→ **Task objective**
For the material that follows, list every line containing the word "szállítás".

=-=-=-=-=

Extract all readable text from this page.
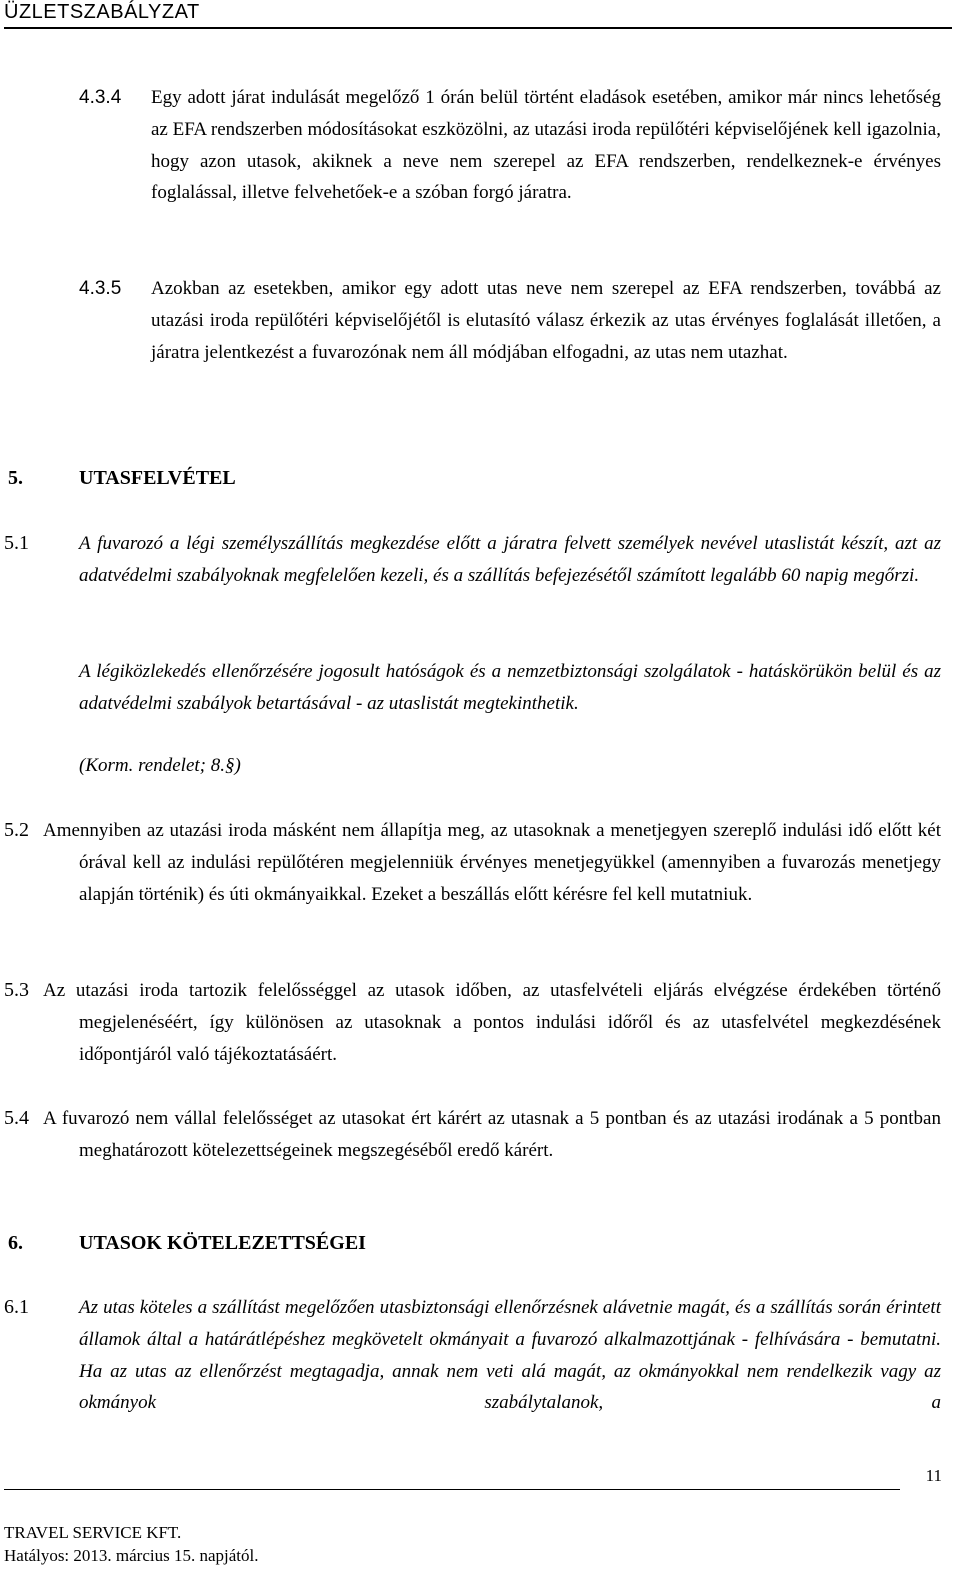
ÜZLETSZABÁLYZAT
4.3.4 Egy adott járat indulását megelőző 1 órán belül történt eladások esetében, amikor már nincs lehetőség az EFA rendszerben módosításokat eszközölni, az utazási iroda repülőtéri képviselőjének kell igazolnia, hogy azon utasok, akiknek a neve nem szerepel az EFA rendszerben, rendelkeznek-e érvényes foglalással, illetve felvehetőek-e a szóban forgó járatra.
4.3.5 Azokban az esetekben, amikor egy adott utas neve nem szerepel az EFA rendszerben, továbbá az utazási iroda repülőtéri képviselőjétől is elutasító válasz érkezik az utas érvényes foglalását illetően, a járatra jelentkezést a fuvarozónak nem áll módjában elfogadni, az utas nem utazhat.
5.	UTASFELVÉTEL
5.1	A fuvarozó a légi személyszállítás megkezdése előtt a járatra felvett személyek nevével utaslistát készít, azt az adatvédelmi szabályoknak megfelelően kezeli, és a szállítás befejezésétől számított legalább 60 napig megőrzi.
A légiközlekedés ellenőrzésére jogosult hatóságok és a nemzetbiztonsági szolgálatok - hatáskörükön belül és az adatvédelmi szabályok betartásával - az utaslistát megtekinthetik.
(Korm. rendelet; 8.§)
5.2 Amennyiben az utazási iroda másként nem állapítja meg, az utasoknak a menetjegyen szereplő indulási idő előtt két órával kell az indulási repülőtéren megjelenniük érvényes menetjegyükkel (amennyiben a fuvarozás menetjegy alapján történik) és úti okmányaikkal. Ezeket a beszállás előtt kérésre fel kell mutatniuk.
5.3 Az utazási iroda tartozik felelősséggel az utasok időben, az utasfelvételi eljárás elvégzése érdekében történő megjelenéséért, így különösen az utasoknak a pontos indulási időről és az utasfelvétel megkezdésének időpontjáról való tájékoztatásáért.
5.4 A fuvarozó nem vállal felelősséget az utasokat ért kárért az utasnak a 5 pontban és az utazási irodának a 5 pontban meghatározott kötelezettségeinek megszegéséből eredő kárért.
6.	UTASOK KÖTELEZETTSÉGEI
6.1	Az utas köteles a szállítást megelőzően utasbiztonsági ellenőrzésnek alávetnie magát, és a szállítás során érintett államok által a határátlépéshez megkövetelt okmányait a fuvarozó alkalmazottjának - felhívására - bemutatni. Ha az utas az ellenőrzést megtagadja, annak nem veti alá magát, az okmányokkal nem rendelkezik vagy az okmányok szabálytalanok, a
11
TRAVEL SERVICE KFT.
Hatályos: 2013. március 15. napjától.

=-=-=-=-=

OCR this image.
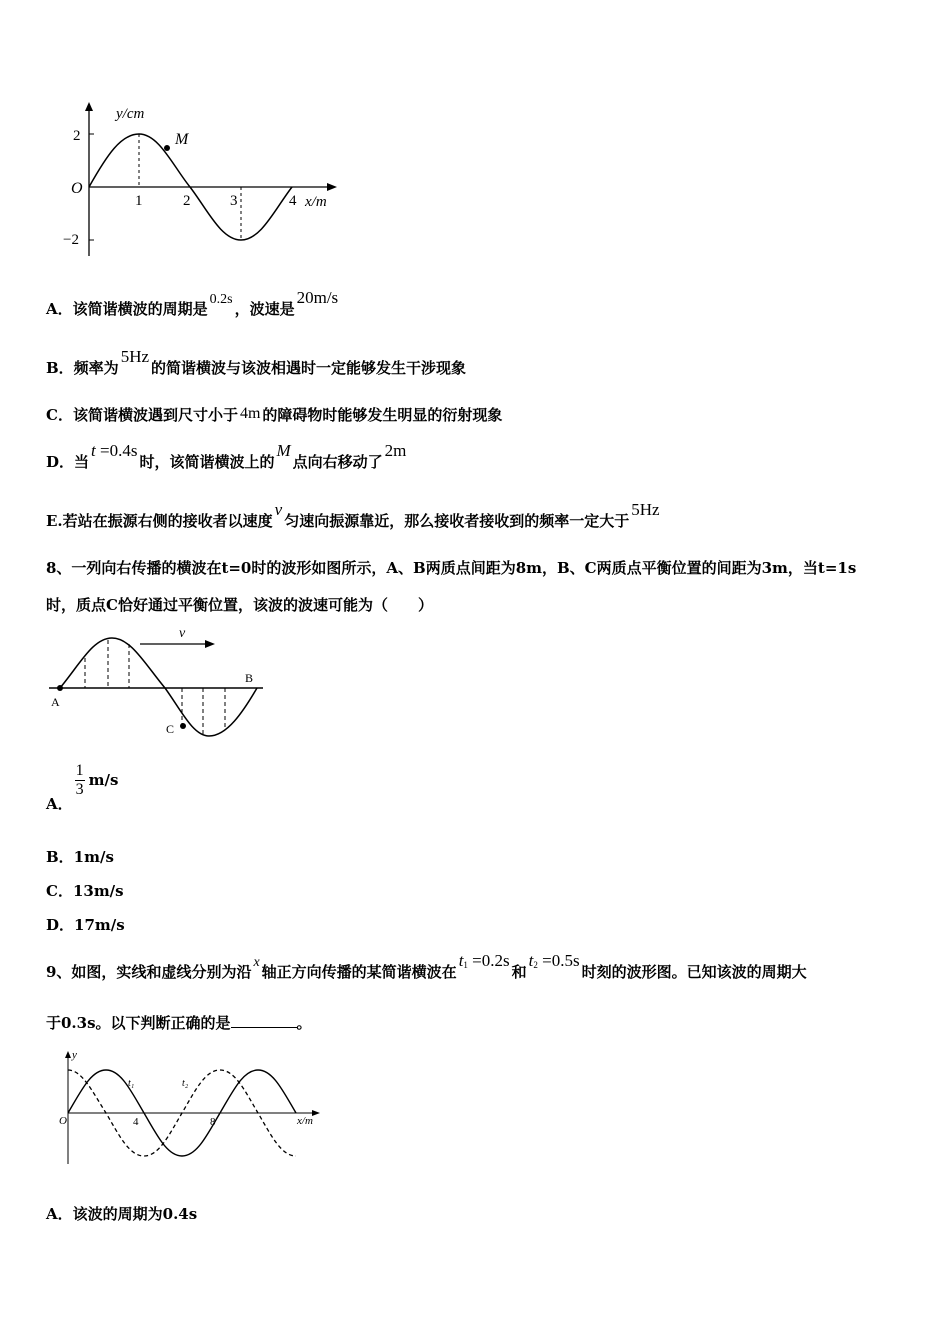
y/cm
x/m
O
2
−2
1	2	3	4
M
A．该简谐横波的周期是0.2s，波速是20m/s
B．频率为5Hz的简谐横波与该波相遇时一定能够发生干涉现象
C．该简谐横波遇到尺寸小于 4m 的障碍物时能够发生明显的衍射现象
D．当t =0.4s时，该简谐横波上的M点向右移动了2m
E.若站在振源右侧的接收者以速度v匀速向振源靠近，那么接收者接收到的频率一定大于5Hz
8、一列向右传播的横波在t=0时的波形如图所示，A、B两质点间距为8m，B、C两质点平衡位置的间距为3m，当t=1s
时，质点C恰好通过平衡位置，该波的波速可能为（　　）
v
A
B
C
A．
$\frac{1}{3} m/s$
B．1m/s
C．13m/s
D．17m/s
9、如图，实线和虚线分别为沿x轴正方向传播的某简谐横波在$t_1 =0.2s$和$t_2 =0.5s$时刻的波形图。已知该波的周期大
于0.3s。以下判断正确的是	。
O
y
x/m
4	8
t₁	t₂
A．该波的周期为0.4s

=-=-=-=-=

→ **Output for this task**
5.1	A fuvarozó a légi személyszállítás megkezdése előtt a járatra felvett személyek nevével utaslistát készít, azt az adatvédelmi szabályoknak megfelelően kezeli, és a szállítás befejezésétől számított legalább 60 napig megőrzi.
6.1	Az utas köteles a szállítást megelőzően utasbiztonsági ellenőrzésnek alávetnie magát, és a szállítás során érintett államok által a határátlépéshez megkövetelt okmányait a fuvarozó alkalmazottjának - felhívására - bemutatni. Ha az utas az ellenőrzést megtagadja, annak nem veti alá magát, az okmányokkal nem rendelkezik vagy az okmányok szabálytalanok, a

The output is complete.